• _Problem_
Every line of the data that contains the string "arrow" must be copied.

● ● ● ● ● ● ●

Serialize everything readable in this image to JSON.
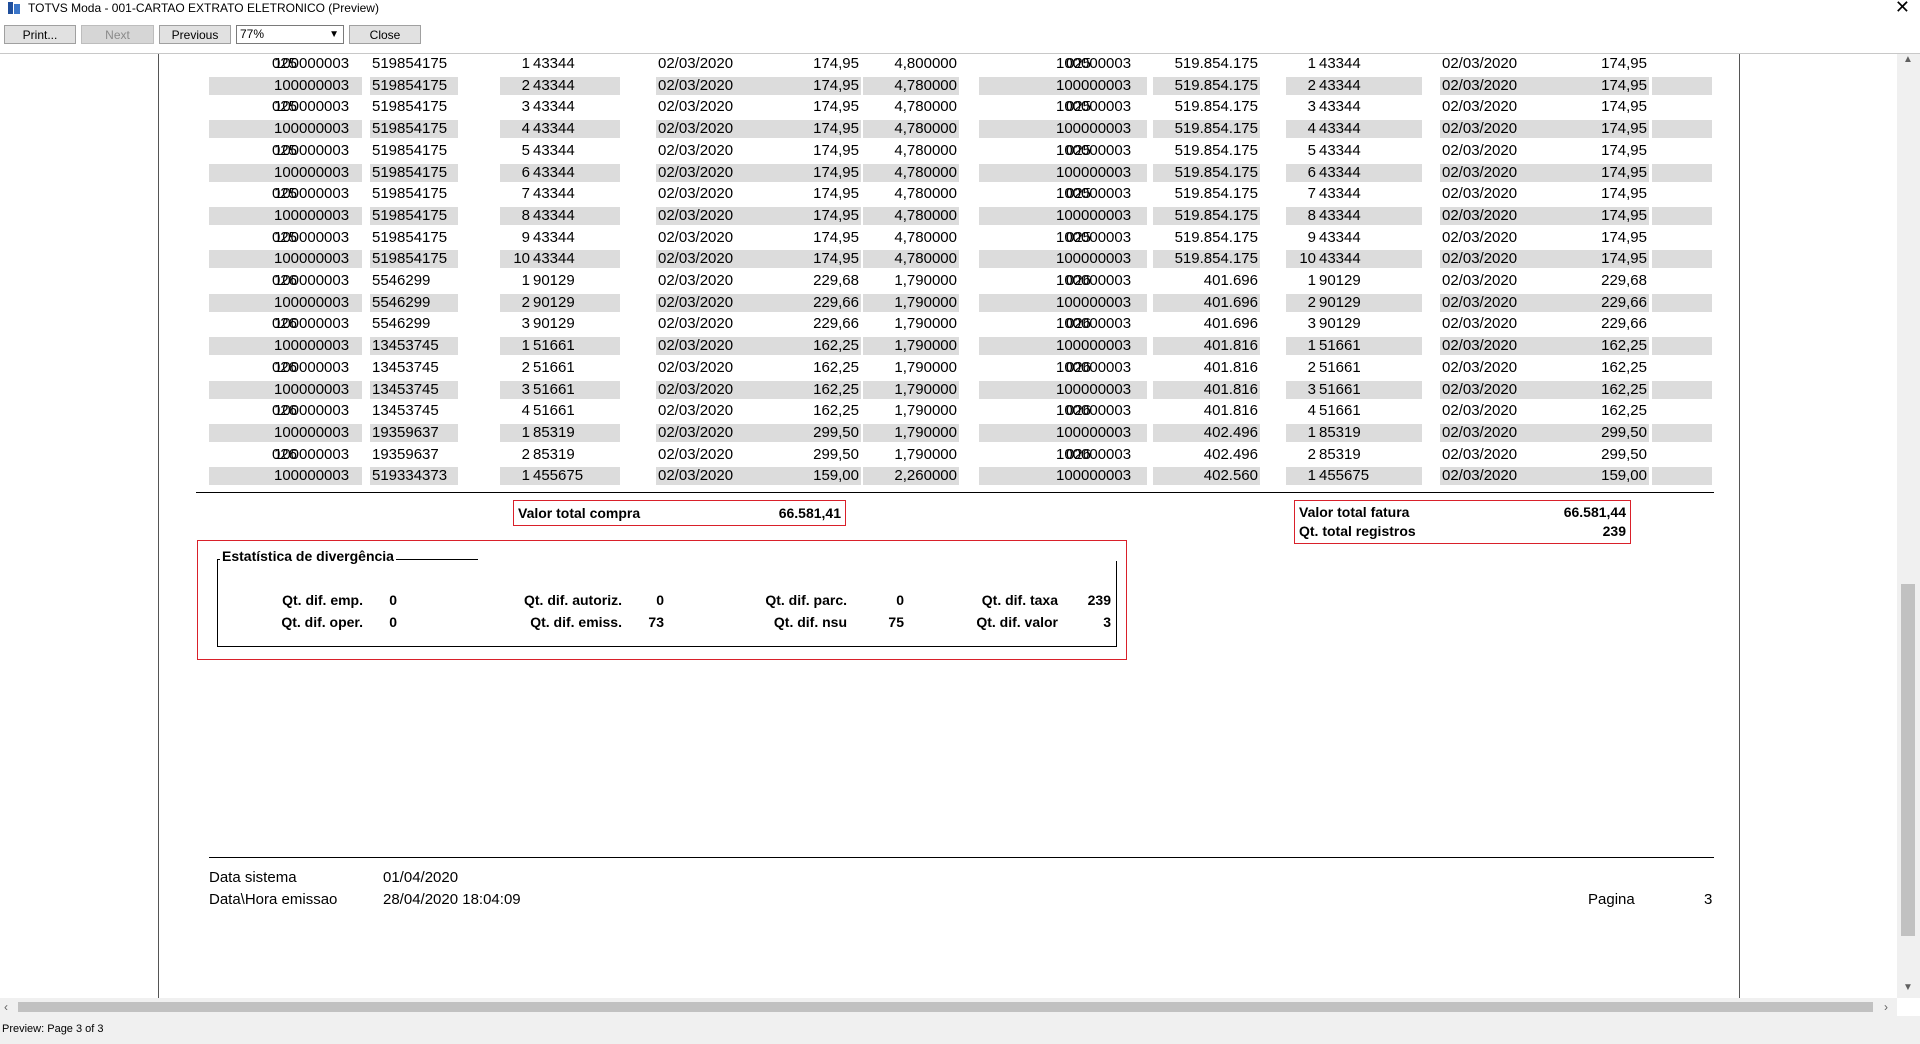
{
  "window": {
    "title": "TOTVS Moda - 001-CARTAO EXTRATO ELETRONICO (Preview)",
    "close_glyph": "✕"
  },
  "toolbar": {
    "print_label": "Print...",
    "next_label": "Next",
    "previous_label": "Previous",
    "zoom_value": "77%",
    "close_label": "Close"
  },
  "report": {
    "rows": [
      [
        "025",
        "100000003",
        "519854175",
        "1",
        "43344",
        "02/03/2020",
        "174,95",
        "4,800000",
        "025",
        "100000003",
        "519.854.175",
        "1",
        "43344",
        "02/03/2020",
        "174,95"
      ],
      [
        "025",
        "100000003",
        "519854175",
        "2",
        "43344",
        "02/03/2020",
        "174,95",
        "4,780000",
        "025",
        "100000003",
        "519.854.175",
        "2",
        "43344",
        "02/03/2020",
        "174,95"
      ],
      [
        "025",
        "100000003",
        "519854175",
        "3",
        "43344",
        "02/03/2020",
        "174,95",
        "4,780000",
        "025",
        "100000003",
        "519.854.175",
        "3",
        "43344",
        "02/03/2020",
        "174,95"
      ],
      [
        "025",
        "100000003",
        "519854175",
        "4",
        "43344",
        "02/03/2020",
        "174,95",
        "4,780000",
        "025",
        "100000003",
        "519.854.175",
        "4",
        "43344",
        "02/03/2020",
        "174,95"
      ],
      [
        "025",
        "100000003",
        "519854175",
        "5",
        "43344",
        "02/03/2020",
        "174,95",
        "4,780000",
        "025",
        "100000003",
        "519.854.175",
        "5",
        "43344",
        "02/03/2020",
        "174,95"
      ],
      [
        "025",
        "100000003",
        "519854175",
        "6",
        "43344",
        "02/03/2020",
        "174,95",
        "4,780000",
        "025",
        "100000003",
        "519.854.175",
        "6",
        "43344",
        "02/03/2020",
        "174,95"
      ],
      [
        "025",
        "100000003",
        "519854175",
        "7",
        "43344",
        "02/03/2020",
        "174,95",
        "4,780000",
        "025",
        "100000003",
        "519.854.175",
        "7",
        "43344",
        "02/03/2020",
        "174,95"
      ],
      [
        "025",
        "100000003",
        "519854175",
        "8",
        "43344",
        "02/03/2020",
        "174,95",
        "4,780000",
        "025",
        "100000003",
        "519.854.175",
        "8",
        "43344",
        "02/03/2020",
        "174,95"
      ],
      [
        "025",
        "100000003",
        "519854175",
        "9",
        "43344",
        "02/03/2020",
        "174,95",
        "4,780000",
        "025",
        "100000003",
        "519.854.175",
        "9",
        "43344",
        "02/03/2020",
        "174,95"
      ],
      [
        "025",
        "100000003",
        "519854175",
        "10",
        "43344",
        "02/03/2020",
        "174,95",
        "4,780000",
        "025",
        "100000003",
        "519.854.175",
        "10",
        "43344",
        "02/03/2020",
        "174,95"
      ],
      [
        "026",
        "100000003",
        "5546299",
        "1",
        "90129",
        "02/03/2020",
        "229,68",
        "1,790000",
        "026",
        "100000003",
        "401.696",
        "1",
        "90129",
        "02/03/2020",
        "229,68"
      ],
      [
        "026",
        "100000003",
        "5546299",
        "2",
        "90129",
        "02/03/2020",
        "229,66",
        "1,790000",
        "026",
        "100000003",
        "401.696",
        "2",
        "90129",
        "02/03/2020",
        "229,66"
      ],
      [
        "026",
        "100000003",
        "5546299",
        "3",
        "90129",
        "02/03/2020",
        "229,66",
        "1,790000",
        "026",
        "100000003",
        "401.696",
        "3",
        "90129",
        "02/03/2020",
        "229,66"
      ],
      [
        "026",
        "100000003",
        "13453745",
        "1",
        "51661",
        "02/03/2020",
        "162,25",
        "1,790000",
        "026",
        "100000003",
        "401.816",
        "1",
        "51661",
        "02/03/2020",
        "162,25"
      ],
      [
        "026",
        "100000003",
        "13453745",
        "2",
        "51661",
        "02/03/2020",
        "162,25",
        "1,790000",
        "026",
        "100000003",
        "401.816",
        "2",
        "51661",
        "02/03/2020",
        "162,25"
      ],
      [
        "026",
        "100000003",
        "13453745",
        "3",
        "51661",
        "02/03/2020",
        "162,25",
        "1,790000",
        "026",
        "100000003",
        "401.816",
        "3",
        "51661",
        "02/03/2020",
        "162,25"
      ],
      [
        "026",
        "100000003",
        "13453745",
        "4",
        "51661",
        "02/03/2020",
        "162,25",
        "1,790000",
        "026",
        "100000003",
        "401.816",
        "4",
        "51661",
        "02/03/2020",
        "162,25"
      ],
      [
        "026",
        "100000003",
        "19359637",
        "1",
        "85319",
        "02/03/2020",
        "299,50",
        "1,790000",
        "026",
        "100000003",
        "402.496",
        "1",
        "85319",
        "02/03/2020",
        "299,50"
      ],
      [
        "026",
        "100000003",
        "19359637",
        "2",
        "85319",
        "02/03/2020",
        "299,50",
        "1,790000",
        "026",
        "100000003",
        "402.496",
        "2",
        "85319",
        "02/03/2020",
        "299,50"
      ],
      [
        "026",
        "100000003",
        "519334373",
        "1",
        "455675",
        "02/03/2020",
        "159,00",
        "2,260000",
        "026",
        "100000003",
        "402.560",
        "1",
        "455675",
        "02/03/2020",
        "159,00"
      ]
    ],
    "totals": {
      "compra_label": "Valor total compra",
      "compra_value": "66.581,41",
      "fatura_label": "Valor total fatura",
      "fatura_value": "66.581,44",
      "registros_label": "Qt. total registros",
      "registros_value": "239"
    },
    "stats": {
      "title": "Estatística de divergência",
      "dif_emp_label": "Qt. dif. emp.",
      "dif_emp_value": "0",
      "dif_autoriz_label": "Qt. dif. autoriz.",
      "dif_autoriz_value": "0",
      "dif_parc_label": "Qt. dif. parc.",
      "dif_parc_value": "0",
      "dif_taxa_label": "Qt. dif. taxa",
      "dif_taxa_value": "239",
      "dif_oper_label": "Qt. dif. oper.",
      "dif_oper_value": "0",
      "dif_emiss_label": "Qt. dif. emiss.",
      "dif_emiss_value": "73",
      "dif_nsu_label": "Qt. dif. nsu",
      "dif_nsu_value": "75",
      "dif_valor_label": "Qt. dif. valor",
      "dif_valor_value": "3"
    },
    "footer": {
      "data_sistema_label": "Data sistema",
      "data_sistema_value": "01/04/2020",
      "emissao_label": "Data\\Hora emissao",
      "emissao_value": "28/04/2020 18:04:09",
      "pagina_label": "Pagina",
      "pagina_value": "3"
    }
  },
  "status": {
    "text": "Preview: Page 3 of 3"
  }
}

● ● ● ● ● ● ●

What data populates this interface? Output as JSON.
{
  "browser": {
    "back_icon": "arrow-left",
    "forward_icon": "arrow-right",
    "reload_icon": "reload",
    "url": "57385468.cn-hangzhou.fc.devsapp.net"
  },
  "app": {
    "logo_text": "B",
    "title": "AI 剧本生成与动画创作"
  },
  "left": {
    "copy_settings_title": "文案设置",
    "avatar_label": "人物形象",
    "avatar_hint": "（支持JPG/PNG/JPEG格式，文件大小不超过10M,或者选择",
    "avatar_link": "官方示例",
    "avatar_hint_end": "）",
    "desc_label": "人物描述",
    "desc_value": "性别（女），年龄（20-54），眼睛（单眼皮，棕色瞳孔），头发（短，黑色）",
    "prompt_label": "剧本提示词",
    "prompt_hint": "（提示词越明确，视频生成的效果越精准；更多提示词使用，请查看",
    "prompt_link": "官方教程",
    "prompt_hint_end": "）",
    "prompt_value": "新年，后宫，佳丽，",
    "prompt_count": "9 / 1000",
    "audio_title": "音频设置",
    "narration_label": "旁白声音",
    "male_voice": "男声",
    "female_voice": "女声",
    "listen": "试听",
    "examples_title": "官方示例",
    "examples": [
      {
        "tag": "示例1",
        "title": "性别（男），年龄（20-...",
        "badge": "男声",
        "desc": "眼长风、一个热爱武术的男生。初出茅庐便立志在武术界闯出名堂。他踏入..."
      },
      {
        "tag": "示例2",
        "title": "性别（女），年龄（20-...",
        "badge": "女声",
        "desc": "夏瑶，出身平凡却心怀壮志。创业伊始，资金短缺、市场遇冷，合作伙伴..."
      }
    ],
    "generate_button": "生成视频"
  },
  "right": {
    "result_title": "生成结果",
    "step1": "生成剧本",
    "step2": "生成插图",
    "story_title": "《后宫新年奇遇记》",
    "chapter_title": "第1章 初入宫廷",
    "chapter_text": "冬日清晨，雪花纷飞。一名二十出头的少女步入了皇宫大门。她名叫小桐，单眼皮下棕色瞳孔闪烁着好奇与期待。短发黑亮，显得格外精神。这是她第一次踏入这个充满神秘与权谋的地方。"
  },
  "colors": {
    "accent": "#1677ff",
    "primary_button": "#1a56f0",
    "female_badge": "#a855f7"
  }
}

● ● ● ● ● ● ●

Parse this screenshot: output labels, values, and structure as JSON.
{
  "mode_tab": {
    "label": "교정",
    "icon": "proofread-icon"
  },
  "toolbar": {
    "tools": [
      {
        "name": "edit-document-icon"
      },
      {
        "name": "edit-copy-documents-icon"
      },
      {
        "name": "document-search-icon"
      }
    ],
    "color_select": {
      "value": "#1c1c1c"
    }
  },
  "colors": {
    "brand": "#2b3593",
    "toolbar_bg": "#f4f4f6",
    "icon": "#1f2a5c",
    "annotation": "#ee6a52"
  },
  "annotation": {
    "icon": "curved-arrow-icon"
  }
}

● ● ● ● ● ● ●

• _Result_
    "back_icon": "arrow-left",
    "forward_icon": "arrow-right",
    "icon": "curved-arrow-icon"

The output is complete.